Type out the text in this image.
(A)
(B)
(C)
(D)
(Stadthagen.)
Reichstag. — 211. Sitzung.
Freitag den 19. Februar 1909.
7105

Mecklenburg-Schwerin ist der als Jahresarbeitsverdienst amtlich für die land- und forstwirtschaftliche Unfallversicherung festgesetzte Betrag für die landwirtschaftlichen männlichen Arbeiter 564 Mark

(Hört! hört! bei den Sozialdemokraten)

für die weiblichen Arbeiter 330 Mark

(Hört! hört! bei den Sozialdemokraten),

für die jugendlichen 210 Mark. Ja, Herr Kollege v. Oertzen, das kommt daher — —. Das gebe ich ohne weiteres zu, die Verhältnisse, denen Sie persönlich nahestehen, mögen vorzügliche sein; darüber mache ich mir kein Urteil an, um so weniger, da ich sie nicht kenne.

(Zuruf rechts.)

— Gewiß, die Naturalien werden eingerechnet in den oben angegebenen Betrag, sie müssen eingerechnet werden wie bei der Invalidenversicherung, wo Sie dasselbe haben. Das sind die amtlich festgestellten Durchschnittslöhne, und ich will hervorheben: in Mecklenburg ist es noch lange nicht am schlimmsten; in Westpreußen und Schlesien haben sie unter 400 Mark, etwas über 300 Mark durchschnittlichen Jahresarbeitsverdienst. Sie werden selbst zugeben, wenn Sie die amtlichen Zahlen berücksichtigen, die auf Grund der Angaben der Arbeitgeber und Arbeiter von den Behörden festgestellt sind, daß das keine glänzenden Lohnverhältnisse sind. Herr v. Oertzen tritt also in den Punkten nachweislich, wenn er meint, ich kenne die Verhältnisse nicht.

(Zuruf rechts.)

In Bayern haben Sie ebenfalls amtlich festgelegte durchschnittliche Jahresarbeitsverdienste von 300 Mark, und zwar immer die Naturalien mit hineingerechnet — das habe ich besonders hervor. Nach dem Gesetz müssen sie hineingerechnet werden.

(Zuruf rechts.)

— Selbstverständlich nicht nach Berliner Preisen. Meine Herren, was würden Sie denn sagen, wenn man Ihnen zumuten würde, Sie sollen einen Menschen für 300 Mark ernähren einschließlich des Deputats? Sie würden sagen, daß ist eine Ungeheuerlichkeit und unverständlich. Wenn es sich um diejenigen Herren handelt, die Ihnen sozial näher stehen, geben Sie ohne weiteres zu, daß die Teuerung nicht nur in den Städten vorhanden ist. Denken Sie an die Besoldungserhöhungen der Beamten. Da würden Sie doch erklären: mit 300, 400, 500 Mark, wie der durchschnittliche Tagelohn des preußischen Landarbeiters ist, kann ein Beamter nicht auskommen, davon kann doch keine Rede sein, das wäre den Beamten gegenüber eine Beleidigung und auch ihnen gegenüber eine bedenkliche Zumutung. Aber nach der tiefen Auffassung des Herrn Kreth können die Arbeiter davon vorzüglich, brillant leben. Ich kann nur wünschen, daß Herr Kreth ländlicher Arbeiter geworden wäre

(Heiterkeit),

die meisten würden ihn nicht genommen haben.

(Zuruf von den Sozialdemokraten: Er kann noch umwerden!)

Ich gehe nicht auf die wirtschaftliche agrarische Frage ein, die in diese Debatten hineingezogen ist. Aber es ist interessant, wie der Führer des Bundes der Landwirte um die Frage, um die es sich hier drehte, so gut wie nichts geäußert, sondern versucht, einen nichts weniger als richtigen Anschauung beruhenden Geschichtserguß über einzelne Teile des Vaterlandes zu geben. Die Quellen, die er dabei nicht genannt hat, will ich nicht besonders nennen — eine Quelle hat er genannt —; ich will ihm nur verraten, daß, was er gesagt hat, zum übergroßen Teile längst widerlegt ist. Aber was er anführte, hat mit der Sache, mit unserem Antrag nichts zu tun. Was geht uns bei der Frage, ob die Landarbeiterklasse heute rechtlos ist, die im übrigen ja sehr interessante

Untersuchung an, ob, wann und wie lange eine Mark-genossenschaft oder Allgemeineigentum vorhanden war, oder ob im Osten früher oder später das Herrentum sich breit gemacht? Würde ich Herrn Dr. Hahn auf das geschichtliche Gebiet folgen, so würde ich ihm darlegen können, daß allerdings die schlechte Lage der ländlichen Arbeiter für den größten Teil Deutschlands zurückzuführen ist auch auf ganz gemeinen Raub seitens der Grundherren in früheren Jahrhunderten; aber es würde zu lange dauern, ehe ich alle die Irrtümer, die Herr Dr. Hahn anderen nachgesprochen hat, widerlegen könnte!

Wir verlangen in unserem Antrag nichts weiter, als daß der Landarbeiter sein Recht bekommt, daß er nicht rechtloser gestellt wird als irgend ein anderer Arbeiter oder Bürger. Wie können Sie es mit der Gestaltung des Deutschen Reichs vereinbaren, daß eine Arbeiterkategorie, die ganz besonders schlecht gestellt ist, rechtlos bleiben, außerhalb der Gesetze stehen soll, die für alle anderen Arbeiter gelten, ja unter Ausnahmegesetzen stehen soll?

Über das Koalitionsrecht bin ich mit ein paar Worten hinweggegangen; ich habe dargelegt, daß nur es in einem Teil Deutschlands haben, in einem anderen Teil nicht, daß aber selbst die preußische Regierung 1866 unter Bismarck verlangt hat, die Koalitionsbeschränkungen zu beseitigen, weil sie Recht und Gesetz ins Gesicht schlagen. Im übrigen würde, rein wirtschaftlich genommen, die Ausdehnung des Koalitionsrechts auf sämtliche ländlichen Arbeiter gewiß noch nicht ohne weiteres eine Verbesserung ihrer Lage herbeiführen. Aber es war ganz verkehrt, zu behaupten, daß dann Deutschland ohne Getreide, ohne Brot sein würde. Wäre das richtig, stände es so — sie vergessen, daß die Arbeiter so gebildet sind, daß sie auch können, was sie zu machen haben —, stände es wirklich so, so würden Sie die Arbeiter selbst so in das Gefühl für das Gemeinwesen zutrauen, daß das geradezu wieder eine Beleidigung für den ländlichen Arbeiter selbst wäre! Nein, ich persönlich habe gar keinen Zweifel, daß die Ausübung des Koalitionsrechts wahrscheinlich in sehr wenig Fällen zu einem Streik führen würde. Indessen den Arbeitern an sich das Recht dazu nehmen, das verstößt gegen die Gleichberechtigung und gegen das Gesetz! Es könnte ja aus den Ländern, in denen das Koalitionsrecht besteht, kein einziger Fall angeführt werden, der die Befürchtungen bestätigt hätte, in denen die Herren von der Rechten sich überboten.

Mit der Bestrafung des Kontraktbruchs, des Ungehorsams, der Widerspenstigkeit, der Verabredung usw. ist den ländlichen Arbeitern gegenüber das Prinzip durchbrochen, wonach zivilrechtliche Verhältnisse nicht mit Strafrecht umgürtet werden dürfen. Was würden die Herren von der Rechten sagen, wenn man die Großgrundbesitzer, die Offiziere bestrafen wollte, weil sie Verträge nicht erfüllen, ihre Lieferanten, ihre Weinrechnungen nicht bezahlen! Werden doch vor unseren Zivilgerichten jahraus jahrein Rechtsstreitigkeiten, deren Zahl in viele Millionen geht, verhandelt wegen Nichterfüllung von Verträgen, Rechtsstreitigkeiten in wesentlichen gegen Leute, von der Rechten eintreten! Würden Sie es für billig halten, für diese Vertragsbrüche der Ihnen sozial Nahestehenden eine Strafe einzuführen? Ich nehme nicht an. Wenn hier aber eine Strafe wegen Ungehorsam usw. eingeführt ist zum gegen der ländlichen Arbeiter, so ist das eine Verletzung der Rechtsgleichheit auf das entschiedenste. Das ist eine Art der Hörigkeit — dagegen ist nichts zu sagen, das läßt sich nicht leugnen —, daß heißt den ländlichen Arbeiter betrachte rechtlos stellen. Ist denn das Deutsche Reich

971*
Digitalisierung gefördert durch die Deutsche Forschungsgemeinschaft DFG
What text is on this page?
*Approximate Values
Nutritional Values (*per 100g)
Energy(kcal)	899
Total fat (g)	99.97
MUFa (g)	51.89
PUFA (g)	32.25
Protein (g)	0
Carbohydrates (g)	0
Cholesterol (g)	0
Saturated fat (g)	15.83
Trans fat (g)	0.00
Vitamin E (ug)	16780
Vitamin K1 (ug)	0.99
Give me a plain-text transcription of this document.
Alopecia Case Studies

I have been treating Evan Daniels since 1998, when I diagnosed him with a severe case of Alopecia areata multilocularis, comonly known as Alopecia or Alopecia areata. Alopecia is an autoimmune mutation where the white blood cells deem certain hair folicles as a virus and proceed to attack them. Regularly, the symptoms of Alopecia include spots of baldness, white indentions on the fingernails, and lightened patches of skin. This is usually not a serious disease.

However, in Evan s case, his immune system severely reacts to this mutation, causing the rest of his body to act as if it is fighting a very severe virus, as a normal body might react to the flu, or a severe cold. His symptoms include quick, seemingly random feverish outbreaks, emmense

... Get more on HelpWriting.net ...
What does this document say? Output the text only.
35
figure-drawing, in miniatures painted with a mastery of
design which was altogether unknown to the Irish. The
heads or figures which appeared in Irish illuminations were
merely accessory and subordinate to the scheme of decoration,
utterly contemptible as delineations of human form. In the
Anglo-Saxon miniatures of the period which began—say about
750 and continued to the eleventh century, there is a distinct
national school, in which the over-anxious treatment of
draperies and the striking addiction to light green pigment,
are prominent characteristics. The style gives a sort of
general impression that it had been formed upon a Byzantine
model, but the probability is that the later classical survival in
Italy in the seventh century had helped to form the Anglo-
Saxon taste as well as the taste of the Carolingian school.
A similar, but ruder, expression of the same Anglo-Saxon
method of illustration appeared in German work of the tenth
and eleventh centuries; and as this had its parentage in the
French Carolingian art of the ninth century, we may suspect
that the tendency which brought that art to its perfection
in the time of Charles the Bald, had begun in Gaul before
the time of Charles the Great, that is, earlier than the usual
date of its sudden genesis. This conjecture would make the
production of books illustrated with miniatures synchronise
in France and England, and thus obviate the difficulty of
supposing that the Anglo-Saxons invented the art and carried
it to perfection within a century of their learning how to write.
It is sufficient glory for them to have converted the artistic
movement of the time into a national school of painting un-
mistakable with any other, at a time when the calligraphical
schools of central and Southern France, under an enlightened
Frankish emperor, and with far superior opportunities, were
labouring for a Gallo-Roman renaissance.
==*==
● **EXERCISE DETAILS**: With "were" as the search string, filter the records and return each line that has it.

● **SOLVED EXERCISE**:
heads or figures which appeared in Irish illuminations were
Frankish emperor, and with far superior opportunities, were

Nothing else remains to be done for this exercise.